» BRIEF:
Can you write out the whole listing exactly?

» MATERIAL SUPPLIED:
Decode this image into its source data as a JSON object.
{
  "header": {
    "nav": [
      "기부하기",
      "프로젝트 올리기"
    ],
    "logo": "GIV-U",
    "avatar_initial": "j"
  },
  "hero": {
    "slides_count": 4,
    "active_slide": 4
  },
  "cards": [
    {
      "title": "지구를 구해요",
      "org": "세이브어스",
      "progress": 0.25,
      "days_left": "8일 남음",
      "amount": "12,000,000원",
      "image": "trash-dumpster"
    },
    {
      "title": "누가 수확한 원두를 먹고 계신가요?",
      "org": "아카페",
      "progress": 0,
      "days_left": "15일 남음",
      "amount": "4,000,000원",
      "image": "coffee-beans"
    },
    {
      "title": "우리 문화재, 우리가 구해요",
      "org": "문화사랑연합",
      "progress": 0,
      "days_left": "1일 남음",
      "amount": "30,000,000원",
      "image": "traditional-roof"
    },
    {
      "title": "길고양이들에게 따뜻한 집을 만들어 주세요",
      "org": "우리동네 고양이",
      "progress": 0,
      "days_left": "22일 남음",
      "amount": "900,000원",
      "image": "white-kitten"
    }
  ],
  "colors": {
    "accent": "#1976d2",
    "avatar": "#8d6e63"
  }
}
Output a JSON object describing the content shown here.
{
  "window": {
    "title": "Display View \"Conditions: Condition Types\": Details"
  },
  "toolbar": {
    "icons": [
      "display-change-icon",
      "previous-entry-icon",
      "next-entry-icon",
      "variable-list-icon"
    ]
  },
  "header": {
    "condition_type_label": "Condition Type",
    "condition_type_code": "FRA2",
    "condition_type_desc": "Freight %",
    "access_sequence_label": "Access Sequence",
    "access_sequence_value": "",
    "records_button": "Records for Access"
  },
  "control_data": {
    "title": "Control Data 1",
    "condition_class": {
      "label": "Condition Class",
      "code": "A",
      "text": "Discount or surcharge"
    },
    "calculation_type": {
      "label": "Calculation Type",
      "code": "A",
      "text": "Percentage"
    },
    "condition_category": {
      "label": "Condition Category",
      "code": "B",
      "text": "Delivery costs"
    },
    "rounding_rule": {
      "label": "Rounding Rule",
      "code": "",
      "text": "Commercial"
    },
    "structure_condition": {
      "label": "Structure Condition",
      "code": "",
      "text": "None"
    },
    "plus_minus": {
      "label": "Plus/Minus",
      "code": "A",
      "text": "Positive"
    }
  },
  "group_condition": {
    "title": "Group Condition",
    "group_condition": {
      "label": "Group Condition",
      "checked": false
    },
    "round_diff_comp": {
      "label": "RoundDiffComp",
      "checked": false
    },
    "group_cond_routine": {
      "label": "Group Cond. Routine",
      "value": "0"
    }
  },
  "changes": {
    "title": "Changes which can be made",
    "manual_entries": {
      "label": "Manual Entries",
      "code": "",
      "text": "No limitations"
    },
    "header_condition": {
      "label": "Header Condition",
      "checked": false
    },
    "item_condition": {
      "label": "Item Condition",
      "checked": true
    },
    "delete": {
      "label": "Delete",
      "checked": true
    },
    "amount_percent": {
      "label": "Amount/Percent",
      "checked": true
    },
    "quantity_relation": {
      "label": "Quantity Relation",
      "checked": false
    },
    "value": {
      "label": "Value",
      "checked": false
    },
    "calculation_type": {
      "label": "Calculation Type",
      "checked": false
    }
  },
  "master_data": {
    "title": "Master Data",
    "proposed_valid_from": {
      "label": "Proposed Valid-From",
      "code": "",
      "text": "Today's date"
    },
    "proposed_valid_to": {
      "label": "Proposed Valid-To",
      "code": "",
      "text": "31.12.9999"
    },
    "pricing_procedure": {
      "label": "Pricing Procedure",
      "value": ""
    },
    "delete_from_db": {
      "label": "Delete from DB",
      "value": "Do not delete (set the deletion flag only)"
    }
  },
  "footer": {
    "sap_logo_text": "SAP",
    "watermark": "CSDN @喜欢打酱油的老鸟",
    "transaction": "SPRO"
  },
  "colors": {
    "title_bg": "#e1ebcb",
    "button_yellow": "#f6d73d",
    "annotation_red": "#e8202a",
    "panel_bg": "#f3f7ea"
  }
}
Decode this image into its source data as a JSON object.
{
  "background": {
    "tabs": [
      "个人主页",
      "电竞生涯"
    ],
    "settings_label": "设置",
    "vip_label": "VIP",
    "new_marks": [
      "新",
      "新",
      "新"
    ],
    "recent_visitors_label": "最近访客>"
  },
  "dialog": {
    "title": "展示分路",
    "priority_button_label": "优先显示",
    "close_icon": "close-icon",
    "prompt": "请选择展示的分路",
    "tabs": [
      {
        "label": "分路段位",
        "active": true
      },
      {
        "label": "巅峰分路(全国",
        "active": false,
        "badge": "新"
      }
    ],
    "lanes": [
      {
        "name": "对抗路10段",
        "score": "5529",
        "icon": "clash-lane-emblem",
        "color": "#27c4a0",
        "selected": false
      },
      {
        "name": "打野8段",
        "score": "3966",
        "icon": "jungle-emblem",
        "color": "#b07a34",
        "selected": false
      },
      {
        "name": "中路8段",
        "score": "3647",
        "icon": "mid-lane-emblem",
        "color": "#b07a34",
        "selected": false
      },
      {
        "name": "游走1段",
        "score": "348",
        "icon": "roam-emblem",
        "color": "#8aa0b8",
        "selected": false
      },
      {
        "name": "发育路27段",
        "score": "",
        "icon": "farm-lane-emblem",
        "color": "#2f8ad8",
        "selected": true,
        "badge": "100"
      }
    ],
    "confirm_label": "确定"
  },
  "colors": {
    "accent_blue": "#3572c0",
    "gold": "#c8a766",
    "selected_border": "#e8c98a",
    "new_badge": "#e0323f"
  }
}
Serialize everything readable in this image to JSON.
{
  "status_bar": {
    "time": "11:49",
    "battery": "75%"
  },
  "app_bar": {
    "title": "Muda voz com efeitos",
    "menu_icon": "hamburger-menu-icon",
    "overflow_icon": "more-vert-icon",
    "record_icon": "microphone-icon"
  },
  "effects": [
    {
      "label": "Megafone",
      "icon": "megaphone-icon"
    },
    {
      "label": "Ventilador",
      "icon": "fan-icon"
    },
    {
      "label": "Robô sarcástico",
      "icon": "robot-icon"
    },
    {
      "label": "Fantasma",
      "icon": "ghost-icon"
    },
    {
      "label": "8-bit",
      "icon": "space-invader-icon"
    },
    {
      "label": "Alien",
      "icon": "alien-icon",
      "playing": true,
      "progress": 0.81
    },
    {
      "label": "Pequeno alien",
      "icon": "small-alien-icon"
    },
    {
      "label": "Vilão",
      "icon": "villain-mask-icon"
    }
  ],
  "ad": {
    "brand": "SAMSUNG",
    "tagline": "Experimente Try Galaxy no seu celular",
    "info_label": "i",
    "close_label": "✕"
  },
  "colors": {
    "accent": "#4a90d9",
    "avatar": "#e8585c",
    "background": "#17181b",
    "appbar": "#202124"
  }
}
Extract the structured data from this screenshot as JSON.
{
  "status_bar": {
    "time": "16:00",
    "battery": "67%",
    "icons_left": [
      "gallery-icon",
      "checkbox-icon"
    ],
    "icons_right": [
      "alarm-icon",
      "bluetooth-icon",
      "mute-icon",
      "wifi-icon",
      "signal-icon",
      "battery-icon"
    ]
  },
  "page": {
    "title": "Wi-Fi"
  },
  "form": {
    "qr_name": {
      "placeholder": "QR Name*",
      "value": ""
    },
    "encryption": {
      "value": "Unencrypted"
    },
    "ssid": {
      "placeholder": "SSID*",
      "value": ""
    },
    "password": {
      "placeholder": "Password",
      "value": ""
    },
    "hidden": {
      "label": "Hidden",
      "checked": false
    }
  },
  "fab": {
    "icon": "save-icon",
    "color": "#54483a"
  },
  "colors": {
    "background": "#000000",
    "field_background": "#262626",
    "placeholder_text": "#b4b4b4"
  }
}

» EXERCISE RESPONSE:
Decode this image into its source data as a JSON object.
{
  "header": {
    "nav": [
      "기부하기",
      "프로젝트 올리기"
    ],
    "logo": "GIV-U",
    "avatar_initial": "j"
  },
  "hero": {
    "slides_count": 4,
    "active_slide": 4
  },
  "cards": [
    {
      "title": "지구를 구해요",
      "org": "세이브어스",
      "progress": 0.25,
      "days_left": "8일 남음",
      "amount": "12,000,000원",
      "image": "trash-dumpster"
    },
    {
      "title": "누가 수확한 원두를 먹고 계신가요?",
      "org": "아카페",
      "progress": 0,
      "days_left": "15일 남음",
      "amount": "4,000,000원",
      "image": "coffee-beans"
    },
    {
      "title": "우리 문화재, 우리가 구해요",
      "org": "문화사랑연합",
      "progress": 0,
      "days_left": "1일 남음",
      "amount": "30,000,000원",
      "image": "traditional-roof"
    },
    {
      "title": "길고양이들에게 따뜻한 집을 만들어 주세요",
      "org": "우리동네 고양이",
      "progress": 0,
      "days_left": "22일 남음",
      "amount": "900,000원",
      "image": "white-kitten"
    }
  ],
  "colors": {
    "accent": "#1976d2",
    "avatar": "#8d6e63"
  }
}
Output a JSON object describing the content shown here.
{
  "window": {
    "title": "Display View \"Conditions: Condition Types\": Details"
  },
  "toolbar": {
    "icons": [
      "display-change-icon",
      "previous-entry-icon",
      "next-entry-icon",
      "variable-list-icon"
    ]
  },
  "header": {
    "condition_type_label": "Condition Type",
    "condition_type_code": "FRA2",
    "condition_type_desc": "Freight %",
    "access_sequence_label": "Access Sequence",
    "access_sequence_value": "",
    "records_button": "Records for Access"
  },
  "control_data": {
    "title": "Control Data 1",
    "condition_class": {
      "label": "Condition Class",
      "code": "A",
      "text": "Discount or surcharge"
    },
    "calculation_type": {
      "label": "Calculation Type",
      "code": "A",
      "text": "Percentage"
    },
    "condition_category": {
      "label": "Condition Category",
      "code": "B",
      "text": "Delivery costs"
    },
    "rounding_rule": {
      "label": "Rounding Rule",
      "code": "",
      "text": "Commercial"
    },
    "structure_condition": {
      "label": "Structure Condition",
      "code": "",
      "text": "None"
    },
    "plus_minus": {
      "label": "Plus/Minus",
      "code": "A",
      "text": "Positive"
    }
  },
  "group_condition": {
    "title": "Group Condition",
    "group_condition": {
      "label": "Group Condition",
      "checked": false
    },
    "round_diff_comp": {
      "label": "RoundDiffComp",
      "checked": false
    },
    "group_cond_routine": {
      "label": "Group Cond. Routine",
      "value": "0"
    }
  },
  "changes": {
    "title": "Changes which can be made",
    "manual_entries": {
      "label": "Manual Entries",
      "code": "",
      "text": "No limitations"
    },
    "header_condition": {
      "label": "Header Condition",
      "checked": false
    },
    "item_condition": {
      "label": "Item Condition",
      "checked": true
    },
    "delete": {
      "label": "Delete",
      "checked": true
    },
    "amount_percent": {
      "label": "Amount/Percent",
      "checked": true
    },
    "quantity_relation": {
      "label": "Quantity Relation",
      "checked": false
    },
    "value": {
      "label": "Value",
      "checked": false
    },
    "calculation_type": {
      "label": "Calculation Type",
      "checked": false
    }
  },
  "master_data": {
    "title": "Master Data",
    "proposed_valid_from": {
      "label": "Proposed Valid-From",
      "code": "",
      "text": "Today's date"
    },
    "proposed_valid_to": {
      "label": "Proposed Valid-To",
      "code": "",
      "text": "31.12.9999"
    },
    "pricing_procedure": {
      "label": "Pricing Procedure",
      "value": ""
    },
    "delete_from_db": {
      "label": "Delete from DB",
      "value": "Do not delete (set the deletion flag only)"
    }
  },
  "footer": {
    "sap_logo_text": "SAP",
    "watermark": "CSDN @喜欢打酱油的老鸟",
    "transaction": "SPRO"
  },
  "colors": {
    "title_bg": "#e1ebcb",
    "button_yellow": "#f6d73d",
    "annotation_red": "#e8202a",
    "panel_bg": "#f3f7ea"
  }
}
Decode this image into its source data as a JSON object.
{
  "background": {
    "tabs": [
      "个人主页",
      "电竞生涯"
    ],
    "settings_label": "设置",
    "vip_label": "VIP",
    "new_marks": [
      "新",
      "新",
      "新"
    ],
    "recent_visitors_label": "最近访客>"
  },
  "dialog": {
    "title": "展示分路",
    "priority_button_label": "优先显示",
    "close_icon": "close-icon",
    "prompt": "请选择展示的分路",
    "tabs": [
      {
        "label": "分路段位",
        "active": true
      },
      {
        "label": "巅峰分路(全国",
        "active": false,
        "badge": "新"
      }
    ],
    "lanes": [
      {
        "name": "对抗路10段",
        "score": "5529",
        "icon": "clash-lane-emblem",
        "color": "#27c4a0",
        "selected": false
      },
      {
        "name": "打野8段",
        "score": "3966",
        "icon": "jungle-emblem",
        "color": "#b07a34",
        "selected": false
      },
      {
        "name": "中路8段",
        "score": "3647",
        "icon": "mid-lane-emblem",
        "color": "#b07a34",
        "selected": false
      },
      {
        "name": "游走1段",
        "score": "348",
        "icon": "roam-emblem",
        "color": "#8aa0b8",
        "selected": false
      },
      {
        "name": "发育路27段",
        "score": "",
        "icon": "farm-lane-emblem",
        "color": "#2f8ad8",
        "selected": true,
        "badge": "100"
      }
    ],
    "confirm_label": "确定"
  },
  "colors": {
    "accent_blue": "#3572c0",
    "gold": "#c8a766",
    "selected_border": "#e8c98a",
    "new_badge": "#e0323f"
  }
}
Serialize everything readable in this image to JSON.
{
  "status_bar": {
    "time": "11:49",
    "battery": "75%"
  },
  "app_bar": {
    "title": "Muda voz com efeitos",
    "menu_icon": "hamburger-menu-icon",
    "overflow_icon": "more-vert-icon",
    "record_icon": "microphone-icon"
  },
  "effects": [
    {
      "label": "Megafone",
      "icon": "megaphone-icon"
    },
    {
      "label": "Ventilador",
      "icon": "fan-icon"
    },
    {
      "label": "Robô sarcástico",
      "icon": "robot-icon"
    },
    {
      "label": "Fantasma",
      "icon": "ghost-icon"
    },
    {
      "label": "8-bit",
      "icon": "space-invader-icon"
    },
    {
      "label": "Alien",
      "icon": "alien-icon",
      "playing": true,
      "progress": 0.81
    },
    {
      "label": "Pequeno alien",
      "icon": "small-alien-icon"
    },
    {
      "label": "Vilão",
      "icon": "villain-mask-icon"
    }
  ],
  "ad": {
    "brand": "SAMSUNG",
    "tagline": "Experimente Try Galaxy no seu celular",
    "info_label": "i",
    "close_label": "✕"
  },
  "colors": {
    "accent": "#4a90d9",
    "avatar": "#e8585c",
    "background": "#17181b",
    "appbar": "#202124"
  }
}
Extract the structured data from this screenshot as JSON.
{
  "status_bar": {
    "time": "16:00",
    "battery": "67%",
    "icons_left": [
      "gallery-icon",
      "checkbox-icon"
    ],
    "icons_right": [
      "alarm-icon",
      "bluetooth-icon",
      "mute-icon",
      "wifi-icon",
      "signal-icon",
      "battery-icon"
    ]
  },
  "page": {
    "title": "Wi-Fi"
  },
  "form": {
    "qr_name": {
      "placeholder": "QR Name*",
      "value": ""
    },
    "encryption": {
      "value": "Unencrypted"
    },
    "ssid": {
      "placeholder": "SSID*",
      "value": ""
    },
    "password": {
      "placeholder": "Password",
      "value": ""
    },
    "hidden": {
      "label": "Hidden",
      "checked": false
    }
  },
  "fab": {
    "icon": "save-icon",
    "color": "#54483a"
  },
  "colors": {
    "background": "#000000",
    "field_background": "#262626",
    "placeholder_text": "#b4b4b4"
  }
}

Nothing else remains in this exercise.